Copy out each line of the data that holds the word "Peak".

--- begin Records supplied ---

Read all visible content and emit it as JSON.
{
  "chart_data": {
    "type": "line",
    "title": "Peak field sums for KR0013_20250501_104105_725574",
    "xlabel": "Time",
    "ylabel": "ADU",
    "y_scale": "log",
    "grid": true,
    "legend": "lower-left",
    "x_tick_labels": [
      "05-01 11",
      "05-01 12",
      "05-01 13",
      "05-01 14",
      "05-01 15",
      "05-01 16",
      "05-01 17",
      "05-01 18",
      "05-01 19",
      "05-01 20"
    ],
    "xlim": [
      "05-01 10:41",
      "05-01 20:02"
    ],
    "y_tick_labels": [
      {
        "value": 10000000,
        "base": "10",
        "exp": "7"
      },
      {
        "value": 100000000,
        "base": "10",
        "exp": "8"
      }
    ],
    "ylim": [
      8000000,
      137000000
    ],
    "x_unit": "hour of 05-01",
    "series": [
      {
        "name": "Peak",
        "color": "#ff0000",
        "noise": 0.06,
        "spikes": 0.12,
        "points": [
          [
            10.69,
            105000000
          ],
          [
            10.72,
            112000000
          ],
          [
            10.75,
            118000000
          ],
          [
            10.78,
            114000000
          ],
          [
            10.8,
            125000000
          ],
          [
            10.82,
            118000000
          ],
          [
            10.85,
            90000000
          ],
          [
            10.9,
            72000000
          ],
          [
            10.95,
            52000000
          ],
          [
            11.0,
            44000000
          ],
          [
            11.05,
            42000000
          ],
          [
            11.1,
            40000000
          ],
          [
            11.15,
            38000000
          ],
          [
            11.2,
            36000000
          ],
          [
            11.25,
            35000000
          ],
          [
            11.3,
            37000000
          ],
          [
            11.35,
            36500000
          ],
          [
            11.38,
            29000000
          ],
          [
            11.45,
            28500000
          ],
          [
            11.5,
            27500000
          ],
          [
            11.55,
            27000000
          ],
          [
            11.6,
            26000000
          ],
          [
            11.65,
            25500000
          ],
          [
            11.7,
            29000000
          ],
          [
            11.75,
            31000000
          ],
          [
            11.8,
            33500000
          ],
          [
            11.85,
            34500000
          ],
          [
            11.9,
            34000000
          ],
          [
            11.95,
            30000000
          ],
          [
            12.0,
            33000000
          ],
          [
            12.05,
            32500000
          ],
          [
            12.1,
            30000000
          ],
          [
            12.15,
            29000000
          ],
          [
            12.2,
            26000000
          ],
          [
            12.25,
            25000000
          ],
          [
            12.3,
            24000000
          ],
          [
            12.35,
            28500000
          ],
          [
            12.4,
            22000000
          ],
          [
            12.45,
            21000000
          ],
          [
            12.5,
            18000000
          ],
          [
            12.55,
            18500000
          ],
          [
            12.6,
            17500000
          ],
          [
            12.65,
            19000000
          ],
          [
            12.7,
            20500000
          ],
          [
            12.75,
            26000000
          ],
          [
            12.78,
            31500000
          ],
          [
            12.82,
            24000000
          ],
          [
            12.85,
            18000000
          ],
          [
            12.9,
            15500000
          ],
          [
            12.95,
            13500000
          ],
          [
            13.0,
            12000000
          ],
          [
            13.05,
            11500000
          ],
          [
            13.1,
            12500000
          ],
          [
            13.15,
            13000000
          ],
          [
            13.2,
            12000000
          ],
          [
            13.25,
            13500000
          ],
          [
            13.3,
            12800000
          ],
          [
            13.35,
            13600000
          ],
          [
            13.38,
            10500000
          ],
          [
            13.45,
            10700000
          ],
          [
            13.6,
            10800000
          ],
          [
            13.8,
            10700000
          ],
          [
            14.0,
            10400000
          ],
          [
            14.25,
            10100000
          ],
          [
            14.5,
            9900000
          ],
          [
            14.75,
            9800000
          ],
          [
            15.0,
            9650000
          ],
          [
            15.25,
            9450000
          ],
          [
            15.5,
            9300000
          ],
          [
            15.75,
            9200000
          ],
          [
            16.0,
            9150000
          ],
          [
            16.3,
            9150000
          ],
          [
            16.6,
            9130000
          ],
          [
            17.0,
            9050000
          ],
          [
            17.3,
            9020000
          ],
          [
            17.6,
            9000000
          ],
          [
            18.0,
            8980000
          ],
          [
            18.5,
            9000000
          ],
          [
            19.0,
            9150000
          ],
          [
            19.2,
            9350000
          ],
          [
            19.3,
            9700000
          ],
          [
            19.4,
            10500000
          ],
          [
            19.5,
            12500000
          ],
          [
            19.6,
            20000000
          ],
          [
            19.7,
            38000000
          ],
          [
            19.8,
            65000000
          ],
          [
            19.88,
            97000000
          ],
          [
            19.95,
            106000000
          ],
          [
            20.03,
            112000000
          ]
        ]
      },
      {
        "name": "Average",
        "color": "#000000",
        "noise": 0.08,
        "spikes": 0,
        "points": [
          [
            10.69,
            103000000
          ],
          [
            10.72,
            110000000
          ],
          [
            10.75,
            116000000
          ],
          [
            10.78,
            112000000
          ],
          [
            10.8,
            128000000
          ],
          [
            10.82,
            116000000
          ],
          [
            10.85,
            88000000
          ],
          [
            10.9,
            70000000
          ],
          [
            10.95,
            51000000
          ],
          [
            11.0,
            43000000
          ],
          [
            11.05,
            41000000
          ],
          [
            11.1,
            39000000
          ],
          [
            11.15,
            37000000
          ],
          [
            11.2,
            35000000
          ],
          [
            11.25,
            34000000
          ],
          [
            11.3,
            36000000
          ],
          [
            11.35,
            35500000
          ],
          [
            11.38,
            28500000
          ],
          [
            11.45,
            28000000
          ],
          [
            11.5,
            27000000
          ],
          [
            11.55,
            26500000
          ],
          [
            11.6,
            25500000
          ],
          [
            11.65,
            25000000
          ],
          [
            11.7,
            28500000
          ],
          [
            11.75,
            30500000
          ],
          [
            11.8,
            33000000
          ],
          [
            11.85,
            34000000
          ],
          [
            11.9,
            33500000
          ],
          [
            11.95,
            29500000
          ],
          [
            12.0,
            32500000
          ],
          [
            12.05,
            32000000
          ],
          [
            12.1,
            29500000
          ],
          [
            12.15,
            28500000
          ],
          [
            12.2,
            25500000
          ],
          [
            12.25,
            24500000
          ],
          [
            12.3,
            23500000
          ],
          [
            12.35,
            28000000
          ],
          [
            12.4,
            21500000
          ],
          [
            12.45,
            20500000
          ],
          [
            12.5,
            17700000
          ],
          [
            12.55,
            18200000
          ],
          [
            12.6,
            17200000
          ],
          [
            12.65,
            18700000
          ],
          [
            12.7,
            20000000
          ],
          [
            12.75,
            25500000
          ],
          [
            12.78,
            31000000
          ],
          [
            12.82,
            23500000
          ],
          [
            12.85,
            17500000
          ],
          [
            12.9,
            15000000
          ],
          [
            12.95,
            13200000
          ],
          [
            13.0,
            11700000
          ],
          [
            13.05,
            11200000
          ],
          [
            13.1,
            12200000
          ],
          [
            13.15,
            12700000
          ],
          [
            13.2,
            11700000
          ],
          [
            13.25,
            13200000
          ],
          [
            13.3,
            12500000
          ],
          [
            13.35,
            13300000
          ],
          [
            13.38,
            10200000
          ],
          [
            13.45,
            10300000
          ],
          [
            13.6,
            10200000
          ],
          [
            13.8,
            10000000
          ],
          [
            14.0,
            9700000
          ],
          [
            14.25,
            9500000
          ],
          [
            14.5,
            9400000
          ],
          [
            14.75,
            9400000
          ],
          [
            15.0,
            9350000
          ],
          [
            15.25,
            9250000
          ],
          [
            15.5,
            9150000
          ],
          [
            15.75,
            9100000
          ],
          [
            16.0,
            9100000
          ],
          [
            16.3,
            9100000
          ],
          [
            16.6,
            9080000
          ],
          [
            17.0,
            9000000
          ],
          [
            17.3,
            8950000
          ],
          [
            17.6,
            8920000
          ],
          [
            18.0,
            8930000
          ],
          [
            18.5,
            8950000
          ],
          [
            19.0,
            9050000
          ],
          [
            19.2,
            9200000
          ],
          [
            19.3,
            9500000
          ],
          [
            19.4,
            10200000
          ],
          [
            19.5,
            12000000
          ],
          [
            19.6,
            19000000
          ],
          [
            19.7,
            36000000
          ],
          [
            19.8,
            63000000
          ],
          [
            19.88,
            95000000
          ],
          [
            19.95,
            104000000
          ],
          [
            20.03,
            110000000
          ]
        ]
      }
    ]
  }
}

--- end Records supplied ---

--- Written solution ---
    "title": "Peak field sums for KR0013_20250501_104105_725574",
        "name": "Peak",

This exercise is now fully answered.